When you copy the data that follows, reproduce every word exactly and leave out the images.

== Records for the task

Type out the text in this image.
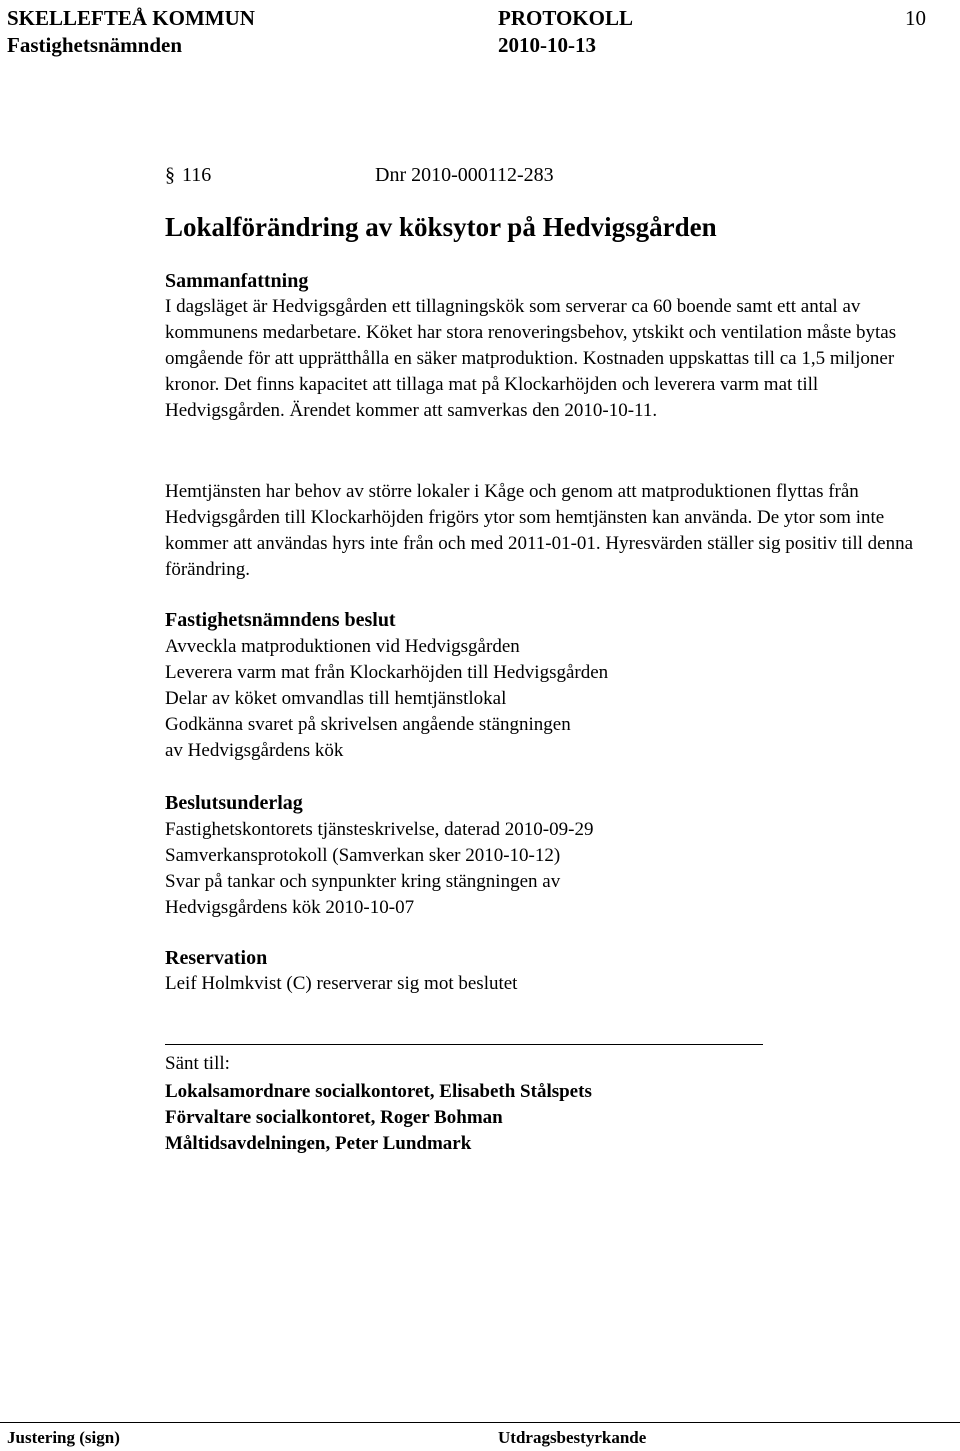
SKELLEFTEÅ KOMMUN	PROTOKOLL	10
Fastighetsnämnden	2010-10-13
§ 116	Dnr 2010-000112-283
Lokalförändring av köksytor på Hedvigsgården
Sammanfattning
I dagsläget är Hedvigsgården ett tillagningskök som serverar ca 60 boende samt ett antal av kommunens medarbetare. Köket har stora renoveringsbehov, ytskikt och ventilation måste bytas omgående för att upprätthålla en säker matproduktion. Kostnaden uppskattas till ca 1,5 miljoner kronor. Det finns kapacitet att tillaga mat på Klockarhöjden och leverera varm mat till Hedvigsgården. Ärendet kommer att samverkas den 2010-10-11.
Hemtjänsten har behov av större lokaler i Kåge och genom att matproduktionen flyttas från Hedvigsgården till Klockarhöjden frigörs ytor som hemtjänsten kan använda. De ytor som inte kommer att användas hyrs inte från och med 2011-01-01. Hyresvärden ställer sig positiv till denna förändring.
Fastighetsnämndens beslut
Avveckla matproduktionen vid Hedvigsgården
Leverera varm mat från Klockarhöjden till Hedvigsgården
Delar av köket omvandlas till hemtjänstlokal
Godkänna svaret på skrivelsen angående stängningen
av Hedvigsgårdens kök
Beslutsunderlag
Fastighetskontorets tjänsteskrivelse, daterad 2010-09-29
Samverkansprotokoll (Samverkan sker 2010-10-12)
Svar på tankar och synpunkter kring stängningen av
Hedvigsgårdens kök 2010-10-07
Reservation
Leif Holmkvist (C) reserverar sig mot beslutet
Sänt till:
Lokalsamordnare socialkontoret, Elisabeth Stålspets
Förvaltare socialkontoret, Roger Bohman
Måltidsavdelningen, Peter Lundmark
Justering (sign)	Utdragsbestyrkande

====

■ Solution
Type out the text in this image.
SKELLEFTEÅ KOMMUN	PROTOKOLL	10
Fastighetsnämnden	2010-10-13
§ 116	Dnr 2010-000112-283
Lokalförändring av köksytor på Hedvigsgården
Sammanfattning
I dagsläget är Hedvigsgården ett tillagningskök som serverar ca 60 boende samt ett antal av kommunens medarbetare. Köket har stora renoveringsbehov, ytskikt och ventilation måste bytas omgående för att upprätthålla en säker matproduktion. Kostnaden uppskattas till ca 1,5 miljoner kronor. Det finns kapacitet att tillaga mat på Klockarhöjden och leverera varm mat till Hedvigsgården. Ärendet kommer att samverkas den 2010-10-11.
Hemtjänsten har behov av större lokaler i Kåge och genom att matproduktionen flyttas från Hedvigsgården till Klockarhöjden frigörs ytor som hemtjänsten kan använda. De ytor som inte kommer att användas hyrs inte från och med 2011-01-01. Hyresvärden ställer sig positiv till denna förändring.
Fastighetsnämndens beslut
Avveckla matproduktionen vid Hedvigsgården
Leverera varm mat från Klockarhöjden till Hedvigsgården
Delar av köket omvandlas till hemtjänstlokal
Godkänna svaret på skrivelsen angående stängningen
av Hedvigsgårdens kök
Beslutsunderlag
Fastighetskontorets tjänsteskrivelse, daterad 2010-09-29
Samverkansprotokoll (Samverkan sker 2010-10-12)
Svar på tankar och synpunkter kring stängningen av
Hedvigsgårdens kök 2010-10-07
Reservation
Leif Holmkvist (C) reserverar sig mot beslutet
Sänt till:
Lokalsamordnare socialkontoret, Elisabeth Stålspets
Förvaltare socialkontoret, Roger Bohman
Måltidsavdelningen, Peter Lundmark
Justering (sign)	Utdragsbestyrkande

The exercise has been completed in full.